*Short problem*. Return every record below exactly as written, but leave out the pictures.

*Excerpted data*.
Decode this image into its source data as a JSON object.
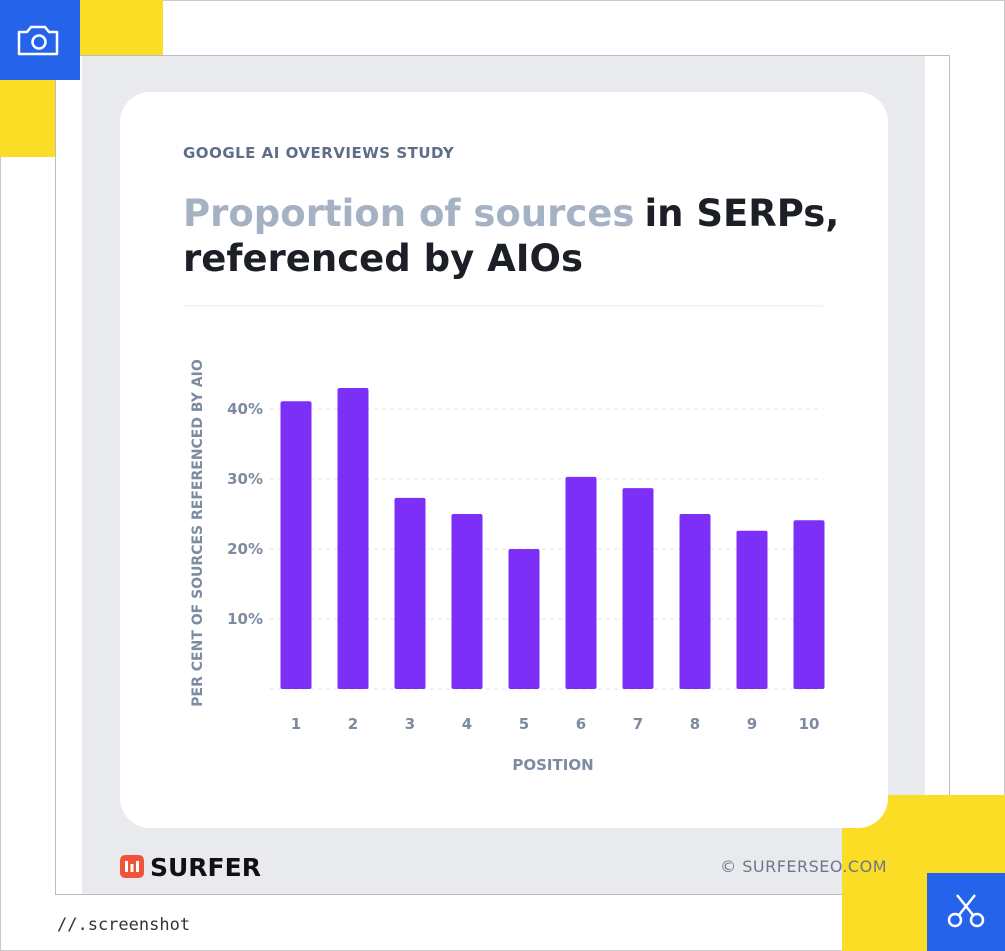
{
  "frame": {
    "caption": "//.screenshot"
  },
  "chart_data": {
    "type": "bar",
    "kicker": "GOOGLE AI OVERVIEWS STUDY",
    "title": [
      "Proportion of sources",
      "in SERPs,",
      "referenced by AIOs"
    ],
    "x_label": "POSITION",
    "y_label": "PER CENT OF SOURCES REFERENCED BY AIO",
    "categories": [
      "1",
      "2",
      "3",
      "4",
      "5",
      "6",
      "7",
      "8",
      "9",
      "10"
    ],
    "values": [
      41.1,
      43,
      27.3,
      25,
      20,
      30.3,
      28.7,
      25,
      22.6,
      24.1
    ],
    "color": "#7b2ff7",
    "ylim": [
      0,
      50
    ],
    "yticks": [
      {
        "value": 10,
        "label": "10%"
      },
      {
        "value": 20,
        "label": "20%"
      },
      {
        "value": 30,
        "label": "30%"
      },
      {
        "value": 40,
        "label": "40%"
      }
    ],
    "grid": true
  },
  "footer": {
    "brand": "SURFER",
    "credit": "© SURFERSEO.COM"
  }
}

*Exercise answer*.
Decode this image into its source data as a JSON object.
{
  "frame": {
    "caption": "//.screenshot"
  },
  "chart_data": {
    "type": "bar",
    "kicker": "GOOGLE AI OVERVIEWS STUDY",
    "title": [
      "Proportion of sources",
      "in SERPs,",
      "referenced by AIOs"
    ],
    "x_label": "POSITION",
    "y_label": "PER CENT OF SOURCES REFERENCED BY AIO",
    "categories": [
      "1",
      "2",
      "3",
      "4",
      "5",
      "6",
      "7",
      "8",
      "9",
      "10"
    ],
    "values": [
      41.1,
      43,
      27.3,
      25,
      20,
      30.3,
      28.7,
      25,
      22.6,
      24.1
    ],
    "color": "#7b2ff7",
    "ylim": [
      0,
      50
    ],
    "yticks": [
      {
        "value": 10,
        "label": "10%"
      },
      {
        "value": 20,
        "label": "20%"
      },
      {
        "value": 30,
        "label": "30%"
      },
      {
        "value": 40,
        "label": "40%"
      }
    ],
    "grid": true
  },
  "footer": {
    "brand": "SURFER",
    "credit": "© SURFERSEO.COM"
  }
}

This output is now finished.